# Problem 1:
Copy the entries word for word, from their first line through the line containing "The sleeve 43 is at (360, 142).", including that line.
# Problem 2:
Continue the passage on economic growth and environmental quality from its last sentence.

Economic growth and environmental quality are not opposing values. They go hand-in-hand. Something happens to a country when its per capita GDP reaches about $5,000 (U.S. per capita GDP is about $48,000). At that point, families are certainly not rich. But they don’t have to worry as much about where their next meal will come from. They can afford to begin to take care of other needs, such as building sewage systems and other pollution-reducing infrastructure. Instead of using wood for heating and cooking, people can turn to more efficient fossil fuels, which means less deforestation. Farmers can afford to adopt modern techniques that produce more food with less land, leaving more left over for wildlife.

# Data extract:
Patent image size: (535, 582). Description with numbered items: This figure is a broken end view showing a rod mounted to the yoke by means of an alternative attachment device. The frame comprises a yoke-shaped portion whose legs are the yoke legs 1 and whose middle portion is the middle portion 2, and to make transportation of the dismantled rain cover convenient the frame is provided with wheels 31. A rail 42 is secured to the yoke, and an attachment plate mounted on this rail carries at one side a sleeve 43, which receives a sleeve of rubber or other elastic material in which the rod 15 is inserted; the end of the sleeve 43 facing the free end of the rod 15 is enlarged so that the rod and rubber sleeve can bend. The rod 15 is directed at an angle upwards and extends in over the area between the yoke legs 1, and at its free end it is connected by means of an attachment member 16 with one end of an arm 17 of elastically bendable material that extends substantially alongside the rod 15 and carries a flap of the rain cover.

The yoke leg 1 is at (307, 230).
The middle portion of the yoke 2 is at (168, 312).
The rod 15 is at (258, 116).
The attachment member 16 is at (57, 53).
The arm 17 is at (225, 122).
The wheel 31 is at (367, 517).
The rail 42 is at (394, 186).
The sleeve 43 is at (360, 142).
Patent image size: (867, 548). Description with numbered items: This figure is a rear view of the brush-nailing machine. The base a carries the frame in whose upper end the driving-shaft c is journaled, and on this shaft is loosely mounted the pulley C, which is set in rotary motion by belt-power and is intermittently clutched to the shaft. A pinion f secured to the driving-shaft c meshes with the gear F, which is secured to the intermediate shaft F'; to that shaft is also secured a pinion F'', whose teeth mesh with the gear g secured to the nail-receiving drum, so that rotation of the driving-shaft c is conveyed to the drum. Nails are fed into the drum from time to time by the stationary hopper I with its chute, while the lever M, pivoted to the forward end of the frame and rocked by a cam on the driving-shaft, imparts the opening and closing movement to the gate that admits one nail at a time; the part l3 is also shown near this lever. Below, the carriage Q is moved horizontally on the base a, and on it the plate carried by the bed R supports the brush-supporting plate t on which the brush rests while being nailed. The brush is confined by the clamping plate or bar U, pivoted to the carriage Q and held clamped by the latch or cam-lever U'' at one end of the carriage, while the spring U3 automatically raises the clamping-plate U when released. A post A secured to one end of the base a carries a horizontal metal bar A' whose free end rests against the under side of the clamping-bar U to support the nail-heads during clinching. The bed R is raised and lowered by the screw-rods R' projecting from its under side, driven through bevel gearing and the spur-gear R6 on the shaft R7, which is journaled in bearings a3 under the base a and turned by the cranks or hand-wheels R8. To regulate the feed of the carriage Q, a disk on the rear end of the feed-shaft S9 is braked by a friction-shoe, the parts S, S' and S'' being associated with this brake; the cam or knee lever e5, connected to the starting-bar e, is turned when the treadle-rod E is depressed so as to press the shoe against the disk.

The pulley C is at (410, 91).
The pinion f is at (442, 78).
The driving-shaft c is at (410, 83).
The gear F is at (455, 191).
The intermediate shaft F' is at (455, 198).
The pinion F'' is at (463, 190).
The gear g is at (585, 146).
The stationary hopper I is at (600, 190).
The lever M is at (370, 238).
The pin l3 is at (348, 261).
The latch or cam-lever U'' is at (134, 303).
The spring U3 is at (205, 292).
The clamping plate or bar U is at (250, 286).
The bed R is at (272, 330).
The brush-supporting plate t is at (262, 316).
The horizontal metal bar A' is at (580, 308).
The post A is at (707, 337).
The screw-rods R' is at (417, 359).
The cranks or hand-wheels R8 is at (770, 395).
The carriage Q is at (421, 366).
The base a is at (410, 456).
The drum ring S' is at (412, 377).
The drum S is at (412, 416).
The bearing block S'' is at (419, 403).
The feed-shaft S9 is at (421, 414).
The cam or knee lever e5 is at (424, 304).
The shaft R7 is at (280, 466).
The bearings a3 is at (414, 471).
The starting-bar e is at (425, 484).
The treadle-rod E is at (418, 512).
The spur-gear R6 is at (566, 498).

# Final answer 1:
Patent image size: (535, 582). Description with numbered items: This figure is a broken end view showing a rod mounted to the yoke by means of an alternative attachment device. The frame comprises a yoke-shaped portion whose legs are the yoke legs 1 and whose middle portion is the middle portion 2, and to make transportation of the dismantled rain cover convenient the frame is provided with wheels 31. A rail 42 is secured to the yoke, and an attachment plate mounted on this rail carries at one side a sleeve 43, which receives a sleeve of rubber or other elastic material in which the rod 15 is inserted; the end of the sleeve 43 facing the free end of the rod 15 is enlarged so that the rod and rubber sleeve can bend. The rod 15 is directed at an angle upwards and extends in over the area between the yoke legs 1, and at its free end it is connected by means of an attachment member 16 with one end of an arm 17 of elastically bendable material that extends substantially alongside the rod 15 and carries a flap of the rain cover.

The yoke leg 1 is at (307, 230).
The middle portion of the yoke 2 is at (168, 312).
The rod 15 is at (258, 116).
The attachment member 16 is at (57, 53).
The arm 17 is at (225, 122).
The wheel 31 is at (367, 517).
The rail 42 is at (394, 186).
The sleeve 43 is at (360, 142).

# Final answer 2:
That’s the good news. The even better news is that greater progress is on the horizon. The number of people living in absolute poverty halved between 1990 and 2010, and the number continues to dwindle. Remarkably, this is happening even as global population increases. As more countries pass the $5,000-per capita benchmark, ecosystems around the world will benefit.

Read the whole thing here. Even if people do concede to the data and admit that the world’s environmental situation isn’t doom-and-gloom, they often give credit to the EPA. A glance at my recent EPA report card will hopefully disabuse people of that notion. Innovation, not regulation, is what will keep the environment healthy. That’s the lesson people should take from Earth Day.